Can you format every line of the entries below as a Markdown table with the columns n and Line, putting the row number under n and the line itself under Line, and leaving out blank lines?

Labeled box entries:
________________________

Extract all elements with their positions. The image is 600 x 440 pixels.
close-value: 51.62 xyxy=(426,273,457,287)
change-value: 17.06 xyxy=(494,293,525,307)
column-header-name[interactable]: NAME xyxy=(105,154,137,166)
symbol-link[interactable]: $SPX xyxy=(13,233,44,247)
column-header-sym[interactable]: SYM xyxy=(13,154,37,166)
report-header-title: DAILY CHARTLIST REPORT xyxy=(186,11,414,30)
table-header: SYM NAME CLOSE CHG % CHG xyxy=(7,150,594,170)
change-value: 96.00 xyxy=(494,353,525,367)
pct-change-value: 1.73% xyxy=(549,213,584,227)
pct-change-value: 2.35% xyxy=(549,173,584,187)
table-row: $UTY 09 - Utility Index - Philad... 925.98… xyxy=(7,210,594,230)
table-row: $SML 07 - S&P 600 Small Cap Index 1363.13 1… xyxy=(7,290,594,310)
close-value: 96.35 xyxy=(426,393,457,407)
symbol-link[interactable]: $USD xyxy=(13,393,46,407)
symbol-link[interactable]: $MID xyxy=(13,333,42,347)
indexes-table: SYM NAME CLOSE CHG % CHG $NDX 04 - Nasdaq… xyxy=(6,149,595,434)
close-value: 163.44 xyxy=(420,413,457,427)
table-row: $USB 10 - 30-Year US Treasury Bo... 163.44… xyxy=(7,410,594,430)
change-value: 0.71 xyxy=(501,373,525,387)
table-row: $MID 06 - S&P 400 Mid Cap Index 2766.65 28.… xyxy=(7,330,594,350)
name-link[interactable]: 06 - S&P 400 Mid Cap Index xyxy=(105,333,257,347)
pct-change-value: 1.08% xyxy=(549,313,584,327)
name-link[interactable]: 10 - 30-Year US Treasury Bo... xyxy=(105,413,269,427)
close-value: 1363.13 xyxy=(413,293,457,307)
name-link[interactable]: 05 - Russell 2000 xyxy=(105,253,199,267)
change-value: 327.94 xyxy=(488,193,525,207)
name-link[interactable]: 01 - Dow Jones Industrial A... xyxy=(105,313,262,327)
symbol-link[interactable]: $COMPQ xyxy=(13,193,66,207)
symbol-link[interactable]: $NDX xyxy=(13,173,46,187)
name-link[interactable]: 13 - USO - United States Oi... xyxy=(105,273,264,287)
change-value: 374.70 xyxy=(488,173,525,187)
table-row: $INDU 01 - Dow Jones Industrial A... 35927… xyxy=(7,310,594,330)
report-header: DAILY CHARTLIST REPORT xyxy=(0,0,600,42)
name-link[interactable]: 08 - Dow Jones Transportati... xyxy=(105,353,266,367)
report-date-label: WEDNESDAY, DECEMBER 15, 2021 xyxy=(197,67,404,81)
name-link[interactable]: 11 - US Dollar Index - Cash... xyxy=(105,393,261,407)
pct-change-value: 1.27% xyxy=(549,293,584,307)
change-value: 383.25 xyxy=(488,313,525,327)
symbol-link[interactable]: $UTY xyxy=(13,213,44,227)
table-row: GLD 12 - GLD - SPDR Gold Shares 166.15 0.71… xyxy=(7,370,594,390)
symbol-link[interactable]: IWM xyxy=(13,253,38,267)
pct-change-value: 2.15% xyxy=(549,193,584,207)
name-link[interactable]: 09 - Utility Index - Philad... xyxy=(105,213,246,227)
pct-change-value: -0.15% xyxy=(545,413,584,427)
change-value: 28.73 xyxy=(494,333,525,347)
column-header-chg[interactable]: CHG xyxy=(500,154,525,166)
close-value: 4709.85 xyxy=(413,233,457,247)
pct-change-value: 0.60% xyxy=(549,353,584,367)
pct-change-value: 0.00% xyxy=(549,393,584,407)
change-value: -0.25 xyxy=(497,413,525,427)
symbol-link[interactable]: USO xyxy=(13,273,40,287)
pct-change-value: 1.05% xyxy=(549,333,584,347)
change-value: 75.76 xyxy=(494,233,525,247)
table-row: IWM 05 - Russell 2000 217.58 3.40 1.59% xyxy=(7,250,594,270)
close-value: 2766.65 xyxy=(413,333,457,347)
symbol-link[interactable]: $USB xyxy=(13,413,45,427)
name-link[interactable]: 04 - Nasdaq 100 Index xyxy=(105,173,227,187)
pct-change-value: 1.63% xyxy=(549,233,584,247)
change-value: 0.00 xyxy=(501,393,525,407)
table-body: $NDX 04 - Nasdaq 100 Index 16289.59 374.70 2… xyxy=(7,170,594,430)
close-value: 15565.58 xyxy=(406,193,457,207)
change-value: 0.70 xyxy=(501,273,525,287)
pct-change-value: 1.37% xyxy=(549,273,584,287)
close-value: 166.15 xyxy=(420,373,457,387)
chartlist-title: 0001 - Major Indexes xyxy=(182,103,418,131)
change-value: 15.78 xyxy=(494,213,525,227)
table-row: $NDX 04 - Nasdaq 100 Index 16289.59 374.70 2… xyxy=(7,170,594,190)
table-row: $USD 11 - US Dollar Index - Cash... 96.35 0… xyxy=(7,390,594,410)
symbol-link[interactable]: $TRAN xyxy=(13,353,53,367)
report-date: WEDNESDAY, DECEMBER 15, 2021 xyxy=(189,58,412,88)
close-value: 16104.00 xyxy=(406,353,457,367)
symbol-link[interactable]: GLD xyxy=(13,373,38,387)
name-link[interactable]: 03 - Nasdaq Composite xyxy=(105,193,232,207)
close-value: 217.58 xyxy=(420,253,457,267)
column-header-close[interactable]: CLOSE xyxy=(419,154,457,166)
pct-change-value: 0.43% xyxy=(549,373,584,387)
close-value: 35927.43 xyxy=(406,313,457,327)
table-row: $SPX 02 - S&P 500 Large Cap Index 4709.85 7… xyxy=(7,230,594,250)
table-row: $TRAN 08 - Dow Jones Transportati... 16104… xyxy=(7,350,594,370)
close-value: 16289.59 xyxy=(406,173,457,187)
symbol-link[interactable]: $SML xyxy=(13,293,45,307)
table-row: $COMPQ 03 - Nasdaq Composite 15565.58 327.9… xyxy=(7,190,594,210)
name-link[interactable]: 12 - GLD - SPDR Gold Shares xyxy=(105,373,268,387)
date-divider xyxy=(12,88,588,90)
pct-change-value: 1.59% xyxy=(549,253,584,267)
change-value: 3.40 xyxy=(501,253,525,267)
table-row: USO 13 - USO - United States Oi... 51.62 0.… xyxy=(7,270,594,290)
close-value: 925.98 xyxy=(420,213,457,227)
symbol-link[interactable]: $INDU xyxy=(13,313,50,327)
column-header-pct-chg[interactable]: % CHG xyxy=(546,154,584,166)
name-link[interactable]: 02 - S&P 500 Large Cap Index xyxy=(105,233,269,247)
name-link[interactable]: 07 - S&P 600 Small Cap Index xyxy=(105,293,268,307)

________________________

- Task solution:
| n | Line |
|---|---|
| 1 | Extract all elements with their positions. The image is 600 x 440 pixels. |
| 2 | close-value: 51.62 xyxy=(426,273,457,287) |
| 3 | change-value: 17.06 xyxy=(494,293,525,307) |
| 4 | column-header-name[interactable]: NAME xyxy=(105,154,137,166) |
| 5 | symbol-link[interactable]: $SPX xyxy=(13,233,44,247) |
| 6 | column-header-sym[interactable]: SYM xyxy=(13,154,37,166) |
| 7 | report-header-title: DAILY CHARTLIST REPORT xyxy=(186,11,414,30) |
| 8 | table-header: SYM NAME CLOSE CHG % CHG xyxy=(7,150,594,170) |
| 9 | change-value: 96.00 xyxy=(494,353,525,367) |
| 10 | pct-change-value: 1.73% xyxy=(549,213,584,227) |
| 11 | pct-change-value: 2.35% xyxy=(549,173,584,187) |
| 12 | table-row: $UTY 09 - Utility Index - Philad... 925.98… xyxy=(7,210,594,230) |
| 13 | table-row: $SML 07 - S&P 600 Small Cap Index 1363.13 1… xyxy=(7,290,594,310) |
| 14 | close-value: 96.35 xyxy=(426,393,457,407) |
| 15 | symbol-link[interactable]: $USD xyxy=(13,393,46,407) |
| 16 | symbol-link[interactable]: $MID xyxy=(13,333,42,347) |
| 17 | indexes-table: SYM NAME CLOSE CHG % CHG $NDX 04 - Nasdaq… xyxy=(6,149,595,434) |
| 18 | close-value: 163.44 xyxy=(420,413,457,427) |
| 19 | table-row: $USB 10 - 30-Year US Treasury Bo... 163.44… xyxy=(7,410,594,430) |
| 20 | change-value: 0.71 xyxy=(501,373,525,387) |
| 21 | table-row: $MID 06 - S&P 400 Mid Cap Index 2766.65 28.… xyxy=(7,330,594,350) |
| 22 | name-link[interactable]: 06 - S&P 400 Mid Cap Index xyxy=(105,333,257,347) |
| 23 | pct-change-value: 1.08% xyxy=(549,313,584,327) |
| 24 | name-link[interactable]: 10 - 30-Year US Treasury Bo... xyxy=(105,413,269,427) |
| 25 | close-value: 1363.13 xyxy=(413,293,457,307) |
| 26 | name-link[interactable]: 05 - Russell 2000 xyxy=(105,253,199,267) |
| 27 | change-value: 327.94 xyxy=(488,193,525,207) |
| 28 | name-link[interactable]: 01 - Dow Jones Industrial A... xyxy=(105,313,262,327) |
| 29 | symbol-link[interactable]: $COMPQ xyxy=(13,193,66,207) |
| 30 | symbol-link[interactable]: $NDX xyxy=(13,173,46,187) |
| 31 | name-link[interactable]: 13 - USO - United States Oi... xyxy=(105,273,264,287) |
| 32 | change-value: 374.70 xyxy=(488,173,525,187) |
| 33 | table-row: $INDU 01 - Dow Jones Industrial A... 35927… xyxy=(7,310,594,330) |
| 34 | report-header: DAILY CHARTLIST REPORT xyxy=(0,0,600,42) |
| 35 | name-link[interactable]: 08 - Dow Jones Transportati... xyxy=(105,353,266,367) |
| 36 | report-date-label: WEDNESDAY, DECEMBER 15, 2021 xyxy=(197,67,404,81) |
| 37 | name-link[interactable]: 11 - US Dollar Index - Cash... xyxy=(105,393,261,407) |
| 38 | pct-change-value: 1.27% xyxy=(549,293,584,307) |
| 39 | change-value: 383.25 xyxy=(488,313,525,327) |
| 40 | symbol-link[interactable]: $UTY xyxy=(13,213,44,227) |
| 41 | table-row: GLD 12 - GLD - SPDR Gold Shares 166.15 0.71… xyxy=(7,370,594,390) |
| 42 | symbol-link[interactable]: IWM xyxy=(13,253,38,267) |
| 43 | pct-change-value: 2.15% xyxy=(549,193,584,207) |
| 44 | name-link[interactable]: 09 - Utility Index - Philad... xyxy=(105,213,246,227) |
| 45 | pct-change-value: -0.15% xyxy=(545,413,584,427) |
| 46 | change-value: 28.73 xyxy=(494,333,525,347) |
| 47 | column-header-chg[interactable]: CHG xyxy=(500,154,525,166) |
| 48 | close-value: 4709.85 xyxy=(413,233,457,247) |
| 49 | pct-change-value: 0.60% xyxy=(549,353,584,367) |
| 50 | pct-change-value: 0.00% xyxy=(549,393,584,407) |
| 51 | change-value: -0.25 xyxy=(497,413,525,427) |
| 52 | symbol-link[interactable]: USO xyxy=(13,273,40,287) |
| 53 | pct-change-value: 1.05% xyxy=(549,333,584,347) |
| 54 | change-value: 75.76 xyxy=(494,233,525,247) |
| 55 | table-row: IWM 05 - Russell 2000 217.58 3.40 1.59% xyxy=(7,250,594,270) |
| 56 | close-value: 2766.65 xyxy=(413,333,457,347) |
| 57 | symbol-link[interactable]: $USB xyxy=(13,413,45,427) |
| 58 | name-link[interactable]: 04 - Nasdaq 100 Index xyxy=(105,173,227,187) |
| 59 | pct-change-value: 1.63% xyxy=(549,233,584,247) |
| 60 | change-value: 0.00 xyxy=(501,393,525,407) |
| 61 | table-body: $NDX 04 - Nasdaq 100 Index 16289.59 374.70 2… xyxy=(7,170,594,430) |
| 62 | close-value: 15565.58 xyxy=(406,193,457,207) |
| 63 | change-value: 0.70 xyxy=(501,273,525,287) |
| 64 | pct-change-value: 1.37% xyxy=(549,273,584,287) |
| 65 | close-value: 166.15 xyxy=(420,373,457,387) |
| 66 | chartlist-title: 0001 - Major Indexes xyxy=(182,103,418,131) |
| 67 | change-value: 15.78 xyxy=(494,213,525,227) |
| 68 | table-row: $NDX 04 - Nasdaq 100 Index 16289.59 374.70 2… xyxy=(7,170,594,190) |
| 69 | table-row: $USD 11 - US Dollar Index - Cash... 96.35 0… xyxy=(7,390,594,410) |
| 70 | symbol-link[interactable]: $TRAN xyxy=(13,353,53,367) |
| 71 | report-date: WEDNESDAY, DECEMBER 15, 2021 xyxy=(189,58,412,88) |
| 72 | close-value: 16104.00 xyxy=(406,353,457,367) |
| 73 | symbol-link[interactable]: GLD xyxy=(13,373,38,387) |
| 74 | name-link[interactable]: 03 - Nasdaq Composite xyxy=(105,193,232,207) |
| 75 | close-value: 217.58 xyxy=(420,253,457,267) |
| 76 | column-header-close[interactable]: CLOSE xyxy=(419,154,457,166) |
| 77 | pct-change-value: 0.43% xyxy=(549,373,584,387) |
| 78 | close-value: 35927.43 xyxy=(406,313,457,327) |
| 79 | table-row: $SPX 02 - S&P 500 Large Cap Index 4709.85 7… xyxy=(7,230,594,250) |
| 80 | table-row: $TRAN 08 - Dow Jones Transportati... 16104… xyxy=(7,350,594,370) |
| 81 | close-value: 16289.59 xyxy=(406,173,457,187) |
| 82 | symbol-link[interactable]: $SML xyxy=(13,293,45,307) |
| 83 | table-row: $COMPQ 03 - Nasdaq Composite 15565.58 327.9… xyxy=(7,190,594,210) |
| 84 | name-link[interactable]: 12 - GLD - SPDR Gold Shares xyxy=(105,373,268,387) |
| 85 | date-divider xyxy=(12,88,588,90) |
| 86 | pct-change-value: 1.59% xyxy=(549,253,584,267) |
| 87 | change-value: 3.40 xyxy=(501,253,525,267) |
| 88 | table-row: USO 13 - USO - United States Oi... 51.62 0.… xyxy=(7,270,594,290) |
| 89 | close-value: 925.98 xyxy=(420,213,457,227) |
| 90 | symbol-link[interactable]: $INDU xyxy=(13,313,50,327) |
| 91 | column-header-pct-chg[interactable]: % CHG xyxy=(546,154,584,166) |
| 92 | name-link[interactable]: 02 - S&P 500 Large Cap Index xyxy=(105,233,269,247) |
| 93 | name-link[interactable]: 07 - S&P 600 Small Cap Index xyxy=(105,293,268,307) |